**Task goal:** Report how many lines below contain the word "pictures", and give only that number.

——————

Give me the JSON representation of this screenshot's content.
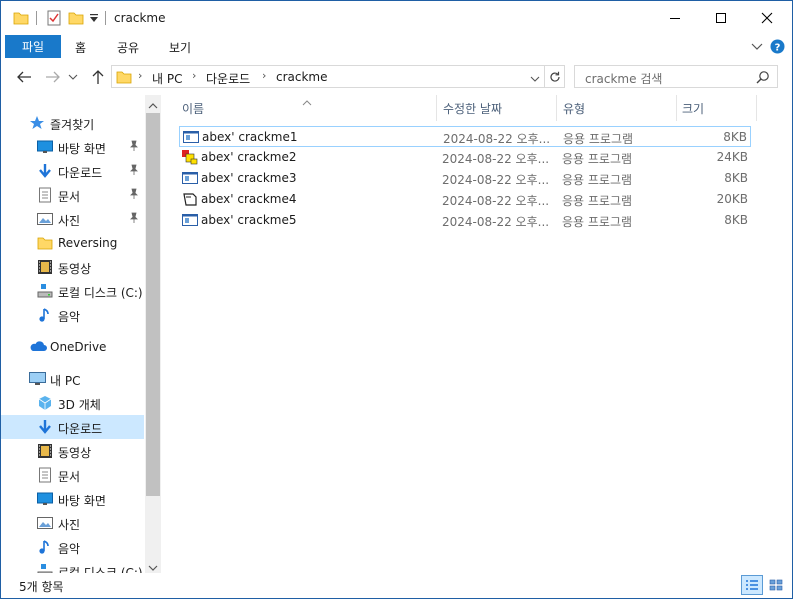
{
  "window": {
    "title": "crackme"
  },
  "titlebar_buttons": {
    "minimize": "—",
    "maximize": "☐",
    "close": "✕"
  },
  "ribbon": {
    "file_tab": "파일",
    "tabs": [
      "홈",
      "공유",
      "보기"
    ]
  },
  "address": {
    "crumbs": [
      "내 PC",
      "다운로드",
      "crackme"
    ]
  },
  "search": {
    "placeholder": "crackme 검색"
  },
  "nav": {
    "quick_access": "즐겨찾기",
    "items": [
      {
        "label": "바탕 화면",
        "icon": "desktop-icon",
        "pinned": true
      },
      {
        "label": "다운로드",
        "icon": "download-icon",
        "pinned": true
      },
      {
        "label": "문서",
        "icon": "document-icon",
        "pinned": true
      },
      {
        "label": "사진",
        "icon": "pictures-icon",
        "pinned": true
      },
      {
        "label": "Reversing",
        "icon": "folder-icon",
        "pinned": false
      },
      {
        "label": "동영상",
        "icon": "video-icon",
        "pinned": false
      },
      {
        "label": "로컬 디스크 (C:)",
        "icon": "drive-icon",
        "pinned": false
      },
      {
        "label": "음악",
        "icon": "music-icon",
        "pinned": false
      }
    ],
    "onedrive": "OneDrive",
    "thispc": "내 PC",
    "pc_items": [
      {
        "label": "3D 개체",
        "icon": "3d-objects-icon"
      },
      {
        "label": "다운로드",
        "icon": "download-icon",
        "selected": true
      },
      {
        "label": "동영상",
        "icon": "video-icon"
      },
      {
        "label": "문서",
        "icon": "document-icon"
      },
      {
        "label": "바탕 화면",
        "icon": "desktop-icon"
      },
      {
        "label": "사진",
        "icon": "pictures-icon"
      },
      {
        "label": "음악",
        "icon": "music-icon"
      },
      {
        "label": "로컬 디스크 (C:)",
        "icon": "drive-icon"
      }
    ]
  },
  "columns": {
    "name": "이름",
    "modified": "수정한 날짜",
    "type": "유형",
    "size": "크기"
  },
  "files": [
    {
      "name": "abex' crackme1",
      "modified": "2024-08-22 오후...",
      "type": "응용 프로그램",
      "size": "8KB",
      "icon": "app-window-icon",
      "selected": true
    },
    {
      "name": "abex' crackme2",
      "modified": "2024-08-22 오후...",
      "type": "응용 프로그램",
      "size": "24KB",
      "icon": "vb-app-icon"
    },
    {
      "name": "abex' crackme3",
      "modified": "2024-08-22 오후...",
      "type": "응용 프로그램",
      "size": "8KB",
      "icon": "app-window-icon"
    },
    {
      "name": "abex' crackme4",
      "modified": "2024-08-22 오후...",
      "type": "응용 프로그램",
      "size": "20KB",
      "icon": "custom-app-icon"
    },
    {
      "name": "abex' crackme5",
      "modified": "2024-08-22 오후...",
      "type": "응용 프로그램",
      "size": "8KB",
      "icon": "app-window-icon"
    }
  ],
  "status": {
    "item_count": "5개 항목"
  },
  "colors": {
    "accent": "#1979ca",
    "selection": "#cce8ff",
    "folder": "#ffd866"
  }
}
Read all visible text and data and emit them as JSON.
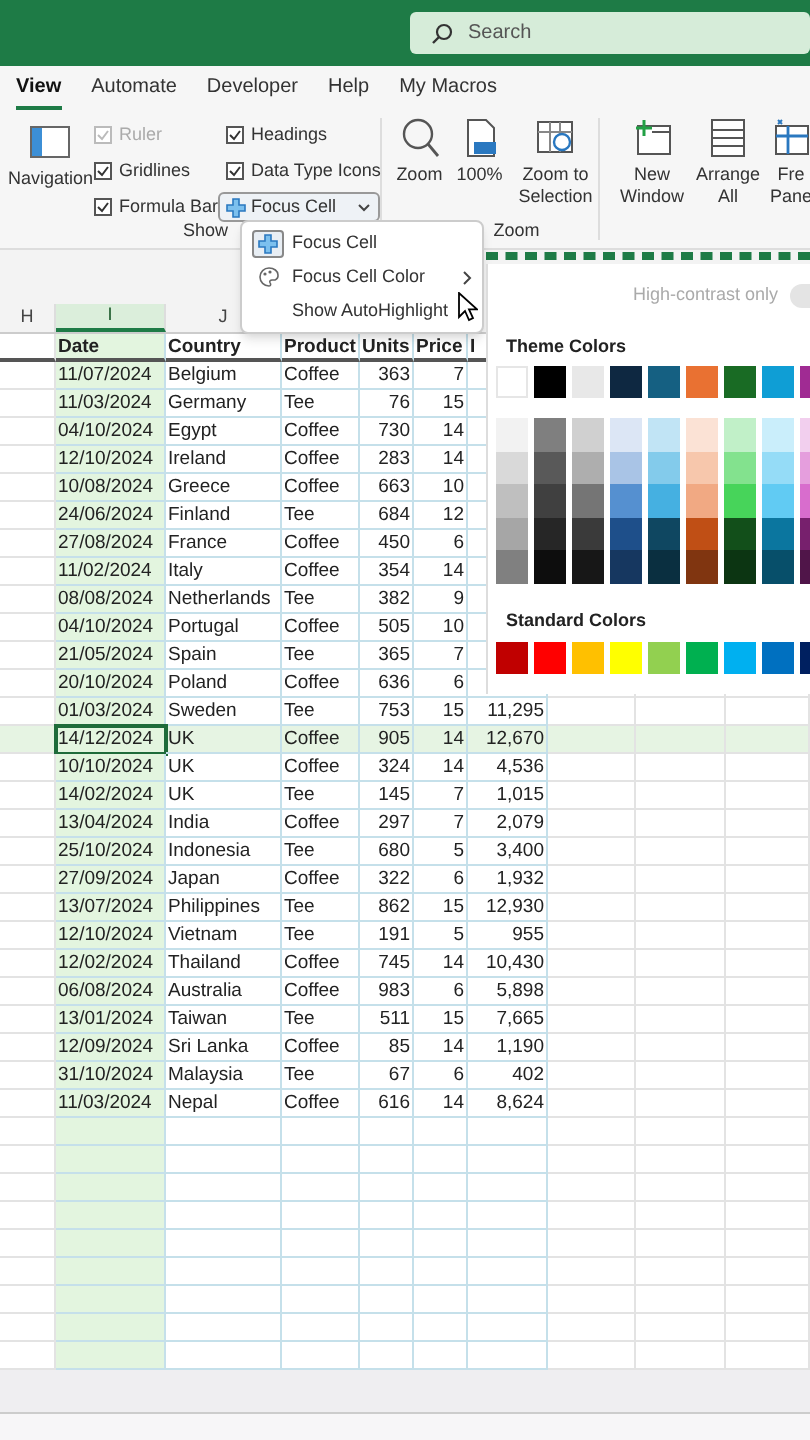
{
  "search": {
    "placeholder": "Search"
  },
  "tabs": [
    {
      "label": "View",
      "selected": true
    },
    {
      "label": "Automate",
      "selected": false
    },
    {
      "label": "Developer",
      "selected": false
    },
    {
      "label": "Help",
      "selected": false
    },
    {
      "label": "My Macros",
      "selected": false
    }
  ],
  "ribbon": {
    "navigation": {
      "label": "Navigation"
    },
    "show_checks": [
      {
        "label": "Ruler",
        "checked": true,
        "disabled": true
      },
      {
        "label": "Gridlines",
        "checked": true,
        "disabled": false
      },
      {
        "label": "Formula Bar",
        "checked": true,
        "disabled": false
      },
      {
        "label": "Headings",
        "checked": true,
        "disabled": false
      },
      {
        "label": "Data Type Icons",
        "checked": true,
        "disabled": false
      }
    ],
    "focus_cell_button": {
      "label": "Focus Cell"
    },
    "show_label": "Show",
    "zoom_buttons": [
      {
        "kind": "zoom",
        "lines": [
          "Zoom"
        ]
      },
      {
        "kind": "percent",
        "lines": [
          "100%"
        ]
      },
      {
        "kind": "selection",
        "lines": [
          "Zoom to",
          "Selection"
        ]
      }
    ],
    "zoom_label": "Zoom",
    "window_buttons": [
      {
        "kind": "newwindow",
        "lines": [
          "New",
          "Window"
        ]
      },
      {
        "kind": "arrange",
        "lines": [
          "Arrange",
          "All"
        ]
      },
      {
        "kind": "freeze",
        "lines": [
          "Fre",
          "Pane"
        ]
      }
    ]
  },
  "menu": {
    "items": [
      {
        "kind": "focus",
        "label": "Focus Cell",
        "on": true,
        "submenu": false
      },
      {
        "kind": "color",
        "label": "Focus Cell Color",
        "on": false,
        "submenu": true
      },
      {
        "kind": "plain",
        "label": "Show AutoHighlight",
        "on": false,
        "submenu": false
      }
    ]
  },
  "palette": {
    "high_contrast": {
      "label": "High-contrast only",
      "on": false
    },
    "theme_label": "Theme Colors",
    "theme_colors": [
      {
        "color": "#ffffff",
        "shades": [
          {
            "color": "#f2f2f2"
          },
          {
            "color": "#d9d9d9"
          },
          {
            "color": "#bfbfbf"
          },
          {
            "color": "#a6a6a6"
          },
          {
            "color": "#808080"
          }
        ]
      },
      {
        "color": "#000000",
        "shades": [
          {
            "color": "#7f7f7f"
          },
          {
            "color": "#595959"
          },
          {
            "color": "#404040"
          },
          {
            "color": "#262626"
          },
          {
            "color": "#0d0d0d"
          }
        ]
      },
      {
        "color": "#e8e8e8",
        "shades": [
          {
            "color": "#d0d0d0"
          },
          {
            "color": "#aeaeae"
          },
          {
            "color": "#757575"
          },
          {
            "color": "#3a3a3a"
          },
          {
            "color": "#171717"
          }
        ]
      },
      {
        "color": "#0e2841",
        "shades": [
          {
            "color": "#dce6f5"
          },
          {
            "color": "#a9c4e6"
          },
          {
            "color": "#5590d0"
          },
          {
            "color": "#1e4f8a"
          },
          {
            "color": "#163760"
          }
        ]
      },
      {
        "color": "#156082",
        "shades": [
          {
            "color": "#c1e4f5"
          },
          {
            "color": "#83cbeb"
          },
          {
            "color": "#45b0e1"
          },
          {
            "color": "#0f4761"
          },
          {
            "color": "#0a2f40"
          }
        ]
      },
      {
        "color": "#e97132",
        "shades": [
          {
            "color": "#fbe2d5"
          },
          {
            "color": "#f7c7ac"
          },
          {
            "color": "#f1a983"
          },
          {
            "color": "#c04f15"
          },
          {
            "color": "#803510"
          }
        ]
      },
      {
        "color": "#196b24",
        "shades": [
          {
            "color": "#c1f0c8"
          },
          {
            "color": "#83e28e"
          },
          {
            "color": "#47d45a"
          },
          {
            "color": "#124f1a"
          },
          {
            "color": "#0c3512"
          }
        ]
      },
      {
        "color": "#0f9ed5",
        "shades": [
          {
            "color": "#caeefb"
          },
          {
            "color": "#95dcf7"
          },
          {
            "color": "#61cbf3"
          },
          {
            "color": "#0b769f"
          },
          {
            "color": "#074f6a"
          }
        ]
      },
      {
        "color": "#a02b93",
        "shades": [
          {
            "color": "#f2cfee"
          },
          {
            "color": "#e59edd"
          },
          {
            "color": "#d86dcd"
          },
          {
            "color": "#77206d"
          },
          {
            "color": "#501549"
          }
        ]
      }
    ],
    "standard_label": "Standard Colors",
    "standard_colors": [
      {
        "color": "#c00000"
      },
      {
        "color": "#ff0000"
      },
      {
        "color": "#ffc000"
      },
      {
        "color": "#ffff00"
      },
      {
        "color": "#92d050"
      },
      {
        "color": "#00b050"
      },
      {
        "color": "#00b0f0"
      },
      {
        "color": "#0070c0"
      },
      {
        "color": "#002060"
      }
    ]
  },
  "sheet": {
    "column_headers": [
      {
        "label": "H",
        "selected": false
      },
      {
        "label": "I",
        "selected": true
      },
      {
        "label": "J",
        "selected": false
      }
    ],
    "table_header": [
      "Date",
      "Country",
      "Product",
      "Units",
      "Price",
      "I"
    ],
    "rows": [
      {
        "selected": false,
        "cells": [
          "11/07/2024",
          "Belgium",
          "Coffee",
          "363",
          "7"
        ]
      },
      {
        "selected": false,
        "cells": [
          "11/03/2024",
          "Germany",
          "Tee",
          "76",
          "15"
        ]
      },
      {
        "selected": false,
        "cells": [
          "04/10/2024",
          "Egypt",
          "Coffee",
          "730",
          "14"
        ]
      },
      {
        "selected": false,
        "cells": [
          "12/10/2024",
          "Ireland",
          "Coffee",
          "283",
          "14"
        ]
      },
      {
        "selected": false,
        "cells": [
          "10/08/2024",
          "Greece",
          "Coffee",
          "663",
          "10"
        ]
      },
      {
        "selected": false,
        "cells": [
          "24/06/2024",
          "Finland",
          "Tee",
          "684",
          "12"
        ]
      },
      {
        "selected": false,
        "cells": [
          "27/08/2024",
          "France",
          "Coffee",
          "450",
          "6"
        ]
      },
      {
        "selected": false,
        "cells": [
          "11/02/2024",
          "Italy",
          "Coffee",
          "354",
          "14"
        ]
      },
      {
        "selected": false,
        "cells": [
          "08/08/2024",
          "Netherlands",
          "Tee",
          "382",
          "9"
        ]
      },
      {
        "selected": false,
        "cells": [
          "04/10/2024",
          "Portugal",
          "Coffee",
          "505",
          "10"
        ]
      },
      {
        "selected": false,
        "cells": [
          "21/05/2024",
          "Spain",
          "Tee",
          "365",
          "7"
        ]
      },
      {
        "selected": false,
        "cells": [
          "20/10/2024",
          "Poland",
          "Coffee",
          "636",
          "6"
        ]
      },
      {
        "selected": false,
        "cells": [
          "01/03/2024",
          "Sweden",
          "Tee",
          "753",
          "15",
          "11,295"
        ]
      },
      {
        "selected": true,
        "cells": [
          "14/12/2024",
          "UK",
          "Coffee",
          "905",
          "14",
          "12,670"
        ]
      },
      {
        "selected": false,
        "cells": [
          "10/10/2024",
          "UK",
          "Coffee",
          "324",
          "14",
          "4,536"
        ]
      },
      {
        "selected": false,
        "cells": [
          "14/02/2024",
          "UK",
          "Tee",
          "145",
          "7",
          "1,015"
        ]
      },
      {
        "selected": false,
        "cells": [
          "13/04/2024",
          "India",
          "Coffee",
          "297",
          "7",
          "2,079"
        ]
      },
      {
        "selected": false,
        "cells": [
          "25/10/2024",
          "Indonesia",
          "Tee",
          "680",
          "5",
          "3,400"
        ]
      },
      {
        "selected": false,
        "cells": [
          "27/09/2024",
          "Japan",
          "Coffee",
          "322",
          "6",
          "1,932"
        ]
      },
      {
        "selected": false,
        "cells": [
          "13/07/2024",
          "Philippines",
          "Tee",
          "862",
          "15",
          "12,930"
        ]
      },
      {
        "selected": false,
        "cells": [
          "12/10/2024",
          "Vietnam",
          "Tee",
          "191",
          "5",
          "955"
        ]
      },
      {
        "selected": false,
        "cells": [
          "12/02/2024",
          "Thailand",
          "Coffee",
          "745",
          "14",
          "10,430"
        ]
      },
      {
        "selected": false,
        "cells": [
          "06/08/2024",
          "Australia",
          "Coffee",
          "983",
          "6",
          "5,898"
        ]
      },
      {
        "selected": false,
        "cells": [
          "13/01/2024",
          "Taiwan",
          "Tee",
          "511",
          "15",
          "7,665"
        ]
      },
      {
        "selected": false,
        "cells": [
          "12/09/2024",
          "Sri Lanka",
          "Coffee",
          "85",
          "14",
          "1,190"
        ]
      },
      {
        "selected": false,
        "cells": [
          "31/10/2024",
          "Malaysia",
          "Tee",
          "67",
          "6",
          "402"
        ]
      },
      {
        "selected": false,
        "cells": [
          "11/03/2024",
          "Nepal",
          "Coffee",
          "616",
          "14",
          "8,624"
        ]
      }
    ]
  }
}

——————

**Result of this exercise:** 2